Exercise passage Block Start
Navarrese Company

Navarrese Company

The Navarrese Company was a company of mercenaries, mostly from Navarre and Gascony, which fought in Greece during the late 14th century and early 15th century, in the twilight of Frankish power in the dwindling remnant of the Latin Empire. "Navarrese Company" is an informal, modern, somewhat inaccurate, term for these soldiers.

Contents

Origins

The first Navarrese Company was formed to fight for Charles II of Navarre against Charles V of France. In 1366, after peace was made, the mercenaries were organised into a coherent company of soldiers under Louis, Count of Beaumont-le-Roger in his own right and Duke of Durazzo in right of his wife, Joanna. Louis was a brother of Charles of Navarre, who supported his endeavour to recapture lost Durazzo and the regnum Albaniae. Charles of France likewise aided him with 50,000 ducats.

In 1372, the Navarrese ranks began to swell through the recruiting techniques of Enguerrand VII de Coucy, who was hired to form a force of 500 lances and 500 cavalry archers, mostly from Gascony. Though these soldiers were recruited for service in Albania, they were first organised in Naples. In 1375 and 1376, many men from Navarre began enlisting and travelled directly to Albania to join their countrymen. The enrollment lists for those years have been preserved in Pamplona and reveal the important presence of many engineers. The total number of men which left Tortosa between February 1375 and June 1376 was in the thousands. They were paid thirty gold Aragonese florins a month.

In 1376, Louis and the Navarrese captured Durazzo, thus reestablishing the regnum Albaniae.[1] Louis died that same year, leaving the Navarrese unemployed. They put themselves under at the command of the Peter IV of Aragon early in 1377 and were formed as four companies, commanded by four captains: the Gascon Mahiot of Coquerel and Pedro de la Saga and the Navarrese Juan de Urtubia and Guarro.
Exercise passage Block End
Material supplied Block Start
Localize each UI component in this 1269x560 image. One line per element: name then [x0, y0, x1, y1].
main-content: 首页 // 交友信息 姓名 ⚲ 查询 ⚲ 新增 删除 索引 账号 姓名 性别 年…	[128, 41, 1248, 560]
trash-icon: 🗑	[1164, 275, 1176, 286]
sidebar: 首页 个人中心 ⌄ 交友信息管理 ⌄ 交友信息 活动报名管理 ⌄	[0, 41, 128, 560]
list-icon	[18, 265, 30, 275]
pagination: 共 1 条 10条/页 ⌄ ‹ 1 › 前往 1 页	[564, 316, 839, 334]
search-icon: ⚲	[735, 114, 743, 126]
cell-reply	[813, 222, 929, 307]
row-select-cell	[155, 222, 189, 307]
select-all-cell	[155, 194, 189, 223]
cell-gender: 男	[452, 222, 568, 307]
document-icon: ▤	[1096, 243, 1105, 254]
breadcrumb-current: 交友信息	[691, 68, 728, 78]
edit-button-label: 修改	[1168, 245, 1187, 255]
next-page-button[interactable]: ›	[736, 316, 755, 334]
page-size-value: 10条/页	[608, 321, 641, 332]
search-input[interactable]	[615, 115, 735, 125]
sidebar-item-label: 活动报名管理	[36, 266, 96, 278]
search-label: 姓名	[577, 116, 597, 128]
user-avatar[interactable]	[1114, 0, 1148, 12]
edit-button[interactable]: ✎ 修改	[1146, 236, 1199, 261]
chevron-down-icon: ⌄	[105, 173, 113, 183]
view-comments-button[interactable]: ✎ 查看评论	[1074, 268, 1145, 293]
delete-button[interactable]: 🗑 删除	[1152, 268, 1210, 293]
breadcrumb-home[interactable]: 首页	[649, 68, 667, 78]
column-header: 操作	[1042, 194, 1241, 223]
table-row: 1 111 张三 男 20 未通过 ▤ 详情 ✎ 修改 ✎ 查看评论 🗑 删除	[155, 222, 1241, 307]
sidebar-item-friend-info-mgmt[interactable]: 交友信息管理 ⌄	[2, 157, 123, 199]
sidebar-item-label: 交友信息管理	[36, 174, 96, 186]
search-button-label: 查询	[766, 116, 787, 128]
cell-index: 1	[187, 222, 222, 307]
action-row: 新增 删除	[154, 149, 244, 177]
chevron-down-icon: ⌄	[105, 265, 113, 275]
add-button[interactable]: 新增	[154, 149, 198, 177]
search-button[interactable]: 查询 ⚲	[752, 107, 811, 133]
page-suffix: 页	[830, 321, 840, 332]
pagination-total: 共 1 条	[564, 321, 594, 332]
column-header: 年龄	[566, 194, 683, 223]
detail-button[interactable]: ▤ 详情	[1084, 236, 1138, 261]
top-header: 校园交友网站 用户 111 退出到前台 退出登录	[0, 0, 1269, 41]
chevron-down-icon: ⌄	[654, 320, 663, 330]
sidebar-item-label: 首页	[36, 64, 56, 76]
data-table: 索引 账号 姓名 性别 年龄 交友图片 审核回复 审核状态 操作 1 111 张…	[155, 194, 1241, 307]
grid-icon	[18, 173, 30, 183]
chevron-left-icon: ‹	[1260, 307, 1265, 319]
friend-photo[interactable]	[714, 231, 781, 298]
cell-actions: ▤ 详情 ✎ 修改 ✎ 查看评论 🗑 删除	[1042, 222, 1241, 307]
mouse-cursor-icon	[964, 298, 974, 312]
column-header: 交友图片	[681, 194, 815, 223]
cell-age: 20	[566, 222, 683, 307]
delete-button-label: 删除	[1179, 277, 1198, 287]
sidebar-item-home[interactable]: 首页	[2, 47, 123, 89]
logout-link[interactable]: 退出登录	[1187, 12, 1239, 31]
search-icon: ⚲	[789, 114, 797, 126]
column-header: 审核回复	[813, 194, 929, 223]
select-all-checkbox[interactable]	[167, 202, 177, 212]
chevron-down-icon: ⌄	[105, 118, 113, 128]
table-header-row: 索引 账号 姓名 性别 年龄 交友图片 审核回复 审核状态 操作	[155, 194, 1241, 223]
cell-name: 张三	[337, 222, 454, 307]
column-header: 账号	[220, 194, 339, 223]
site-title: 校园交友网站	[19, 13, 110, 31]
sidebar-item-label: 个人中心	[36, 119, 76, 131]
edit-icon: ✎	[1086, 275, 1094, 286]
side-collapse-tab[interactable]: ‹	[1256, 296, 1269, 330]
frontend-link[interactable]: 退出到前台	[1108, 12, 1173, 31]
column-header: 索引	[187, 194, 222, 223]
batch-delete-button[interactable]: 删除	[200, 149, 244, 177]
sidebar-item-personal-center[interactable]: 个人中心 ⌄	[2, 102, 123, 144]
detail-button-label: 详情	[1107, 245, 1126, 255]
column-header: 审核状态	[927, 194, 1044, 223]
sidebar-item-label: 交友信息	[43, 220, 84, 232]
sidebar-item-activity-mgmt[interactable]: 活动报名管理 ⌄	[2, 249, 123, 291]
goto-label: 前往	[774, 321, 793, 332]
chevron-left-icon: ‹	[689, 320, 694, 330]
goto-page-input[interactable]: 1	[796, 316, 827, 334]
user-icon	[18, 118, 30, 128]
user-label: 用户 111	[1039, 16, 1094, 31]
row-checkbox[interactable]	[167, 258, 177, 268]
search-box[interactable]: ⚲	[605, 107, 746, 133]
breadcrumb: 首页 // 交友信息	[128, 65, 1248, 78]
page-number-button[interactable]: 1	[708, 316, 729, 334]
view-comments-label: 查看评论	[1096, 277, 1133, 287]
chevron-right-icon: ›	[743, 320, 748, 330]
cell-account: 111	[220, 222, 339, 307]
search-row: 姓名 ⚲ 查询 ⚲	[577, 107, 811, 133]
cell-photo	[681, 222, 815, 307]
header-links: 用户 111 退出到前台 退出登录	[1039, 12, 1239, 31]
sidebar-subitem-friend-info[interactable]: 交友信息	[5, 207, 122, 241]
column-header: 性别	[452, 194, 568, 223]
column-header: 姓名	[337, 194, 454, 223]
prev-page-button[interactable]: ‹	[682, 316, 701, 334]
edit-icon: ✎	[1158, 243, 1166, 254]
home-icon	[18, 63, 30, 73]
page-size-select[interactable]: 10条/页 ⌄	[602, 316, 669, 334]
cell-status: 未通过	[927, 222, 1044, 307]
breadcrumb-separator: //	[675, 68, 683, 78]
Material supplied Block End
_What this task involves_.
Continue the passage on the Navarrese Company from the point where it stops.

_Response below_.
Coat of arms of the Principality of Achaea.

Morea

The Navarrese entered Morea in the spring or early summer of 1378, some coming at the invitation of Gaucher of La Bastide, the Hospitaller prior of Toulouse and commandant in the Principality of Achaea and others probably at the bequest of Nerio I Acciaioli. Gaucher hired Mahiot and the remnant of the company for eight months during the captivity of the Grand Master Juan Fernández de Heredia. Meanwhile, Juan de Urtubia was in Corinth with a following of more than 100 soldiers.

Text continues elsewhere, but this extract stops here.